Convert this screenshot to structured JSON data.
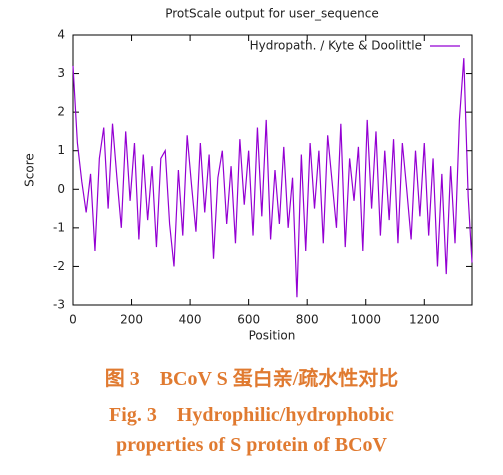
{
  "chart_data": {
    "type": "line",
    "title": "ProtScale output for user_sequence",
    "x_label": "Position",
    "y_label": "Score",
    "xlim": [
      0,
      1363
    ],
    "ylim": [
      -3,
      4
    ],
    "xticks": [
      0,
      200,
      400,
      600,
      800,
      1000,
      1200
    ],
    "yticks": [
      -3,
      -2,
      -1,
      0,
      1,
      2,
      3,
      4
    ],
    "grid": false,
    "legend_position": "top-right",
    "x": [
      0,
      15,
      30,
      45,
      60,
      75,
      90,
      105,
      120,
      135,
      150,
      165,
      180,
      195,
      210,
      225,
      240,
      255,
      270,
      285,
      300,
      315,
      330,
      345,
      360,
      375,
      390,
      405,
      420,
      435,
      450,
      465,
      480,
      495,
      510,
      525,
      540,
      555,
      570,
      585,
      600,
      615,
      630,
      645,
      660,
      675,
      690,
      705,
      720,
      735,
      750,
      765,
      780,
      795,
      810,
      825,
      840,
      855,
      870,
      885,
      900,
      915,
      930,
      945,
      960,
      975,
      990,
      1005,
      1020,
      1035,
      1050,
      1065,
      1080,
      1095,
      1110,
      1125,
      1140,
      1155,
      1170,
      1185,
      1200,
      1215,
      1230,
      1245,
      1260,
      1275,
      1290,
      1305,
      1320,
      1335,
      1350,
      1363
    ],
    "series": [
      {
        "name": "Hydropath. / Kyte & Doolittle",
        "color": "#9400d3",
        "values": [
          3.2,
          1.2,
          0.2,
          -0.6,
          0.4,
          -1.6,
          0.8,
          1.6,
          -0.5,
          1.7,
          0.3,
          -1.0,
          1.5,
          -0.3,
          1.2,
          -1.3,
          0.9,
          -0.8,
          0.6,
          -1.5,
          0.8,
          1.0,
          -0.9,
          -2.0,
          0.5,
          -1.2,
          1.4,
          0.1,
          -1.1,
          1.2,
          -0.6,
          0.9,
          -1.8,
          0.3,
          1.0,
          -0.9,
          0.6,
          -1.4,
          1.3,
          -0.4,
          1.0,
          -1.2,
          1.6,
          -0.7,
          1.8,
          -1.3,
          0.5,
          -0.9,
          1.1,
          -1.0,
          0.3,
          -2.8,
          0.9,
          -1.6,
          1.2,
          -0.5,
          1.0,
          -1.4,
          1.4,
          0.2,
          -1.0,
          1.7,
          -1.5,
          0.8,
          -0.3,
          1.1,
          -1.6,
          1.8,
          -0.5,
          1.5,
          -1.2,
          1.0,
          -0.8,
          1.3,
          -1.4,
          1.2,
          0.0,
          -1.3,
          1.0,
          -0.7,
          1.2,
          -1.2,
          0.8,
          -2.0,
          0.4,
          -2.2,
          0.6,
          -1.4,
          1.8,
          3.4,
          -0.2,
          -1.9
        ]
      }
    ]
  },
  "caption": [
    "图 3　BCoV S 蛋白亲/疏水性对比",
    "Fig. 3　Hydrophilic/hydrophobic",
    "properties of S protein of BCoV"
  ]
}
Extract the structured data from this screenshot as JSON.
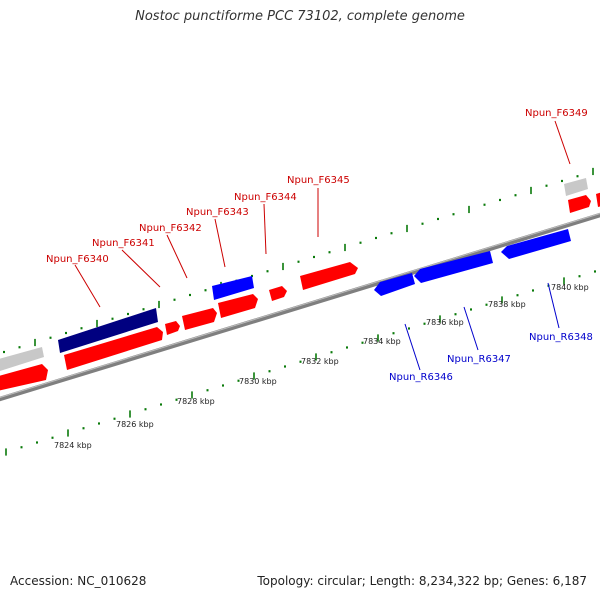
{
  "title": "Nostoc punctiforme PCC 73102, complete genome",
  "footer": {
    "accession": "Accession: NC_010628",
    "summary": "Topology: circular; Length: 8,234,322 bp; Genes: 6,187"
  },
  "colors": {
    "forward_gene": "#ff0000",
    "reverse_gene": "#0000ff",
    "selected_gene": "#000080",
    "other_feature": "#c8c8c8",
    "backbone": "#7f7f7f",
    "ticks": "#0a7a0a",
    "forward_label": "#cc0000",
    "reverse_label": "#0000cc"
  },
  "genes": {
    "forward_labels": [
      "Npun_F6340",
      "Npun_F6341",
      "Npun_F6342",
      "Npun_F6343",
      "Npun_F6344",
      "Npun_F6345",
      "Npun_F6349"
    ],
    "reverse_labels": [
      "Npun_R6346",
      "Npun_R6347",
      "Npun_R6348"
    ]
  },
  "kbp_labels": [
    "7824 kbp",
    "7826 kbp",
    "7828 kbp",
    "7830 kbp",
    "7832 kbp",
    "7834 kbp",
    "7836 kbp",
    "7838 kbp",
    "7840 kbp"
  ]
}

◆ ◆ ◆ ◆ ◆

PROMPT:
Return every entry above word for word, and include no images.

EXERCISE RESULT:
Convert this screenshot to structured JSON data.
{
  "chart_data": {
    "type": "line",
    "title": "ProtScale output for user_sequence",
    "x_label": "Position",
    "y_label": "Score",
    "xlim": [
      0,
      1363
    ],
    "ylim": [
      -3,
      4
    ],
    "xticks": [
      0,
      200,
      400,
      600,
      800,
      1000,
      1200
    ],
    "yticks": [
      -3,
      -2,
      -1,
      0,
      1,
      2,
      3,
      4
    ],
    "grid": false,
    "legend_position": "top-right",
    "x": [
      0,
      15,
      30,
      45,
      60,
      75,
      90,
      105,
      120,
      135,
      150,
      165,
      180,
      195,
      210,
      225,
      240,
      255,
      270,
      285,
      300,
      315,
      330,
      345,
      360,
      375,
      390,
      405,
      420,
      435,
      450,
      465,
      480,
      495,
      510,
      525,
      540,
      555,
      570,
      585,
      600,
      615,
      630,
      645,
      660,
      675,
      690,
      705,
      720,
      735,
      750,
      765,
      780,
      795,
      810,
      825,
      840,
      855,
      870,
      885,
      900,
      915,
      930,
      945,
      960,
      975,
      990,
      1005,
      1020,
      1035,
      1050,
      1065,
      1080,
      1095,
      1110,
      1125,
      1140,
      1155,
      1170,
      1185,
      1200,
      1215,
      1230,
      1245,
      1260,
      1275,
      1290,
      1305,
      1320,
      1335,
      1350,
      1363
    ],
    "series": [
      {
        "name": "Hydropath. / Kyte & Doolittle",
        "color": "#9400d3",
        "values": [
          3.2,
          1.2,
          0.2,
          -0.6,
          0.4,
          -1.6,
          0.8,
          1.6,
          -0.5,
          1.7,
          0.3,
          -1.0,
          1.5,
          -0.3,
          1.2,
          -1.3,
          0.9,
          -0.8,
          0.6,
          -1.5,
          0.8,
          1.0,
          -0.9,
          -2.0,
          0.5,
          -1.2,
          1.4,
          0.1,
          -1.1,
          1.2,
          -0.6,
          0.9,
          -1.8,
          0.3,
          1.0,
          -0.9,
          0.6,
          -1.4,
          1.3,
          -0.4,
          1.0,
          -1.2,
          1.6,
          -0.7,
          1.8,
          -1.3,
          0.5,
          -0.9,
          1.1,
          -1.0,
          0.3,
          -2.8,
          0.9,
          -1.6,
          1.2,
          -0.5,
          1.0,
          -1.4,
          1.4,
          0.2,
          -1.0,
          1.7,
          -1.5,
          0.8,
          -0.3,
          1.1,
          -1.6,
          1.8,
          -0.5,
          1.5,
          -1.2,
          1.0,
          -0.8,
          1.3,
          -1.4,
          1.2,
          0.0,
          -1.3,
          1.0,
          -0.7,
          1.2,
          -1.2,
          0.8,
          -2.0,
          0.4,
          -2.2,
          0.6,
          -1.4,
          1.8,
          3.4,
          -0.2,
          -1.9
        ]
      }
    ]
  },
  "caption": [
    "图 3　BCoV S 蛋白亲/疏水性对比",
    "Fig. 3　Hydrophilic/hydrophobic",
    "properties of S protein of BCoV"
  ]
}
Extract the structured data from this screenshot as JSON.
{
  "title": "Nostoc punctiforme PCC 73102, complete genome",
  "footer": {
    "accession": "Accession: NC_010628",
    "summary": "Topology: circular; Length: 8,234,322 bp; Genes: 6,187"
  },
  "colors": {
    "forward_gene": "#ff0000",
    "reverse_gene": "#0000ff",
    "selected_gene": "#000080",
    "other_feature": "#c8c8c8",
    "backbone": "#7f7f7f",
    "ticks": "#0a7a0a",
    "forward_label": "#cc0000",
    "reverse_label": "#0000cc"
  },
  "genes": {
    "forward_labels": [
      "Npun_F6340",
      "Npun_F6341",
      "Npun_F6342",
      "Npun_F6343",
      "Npun_F6344",
      "Npun_F6345",
      "Npun_F6349"
    ],
    "reverse_labels": [
      "Npun_R6346",
      "Npun_R6347",
      "Npun_R6348"
    ]
  },
  "kbp_labels": [
    "7824 kbp",
    "7826 kbp",
    "7828 kbp",
    "7830 kbp",
    "7832 kbp",
    "7834 kbp",
    "7836 kbp",
    "7838 kbp",
    "7840 kbp"
  ]
}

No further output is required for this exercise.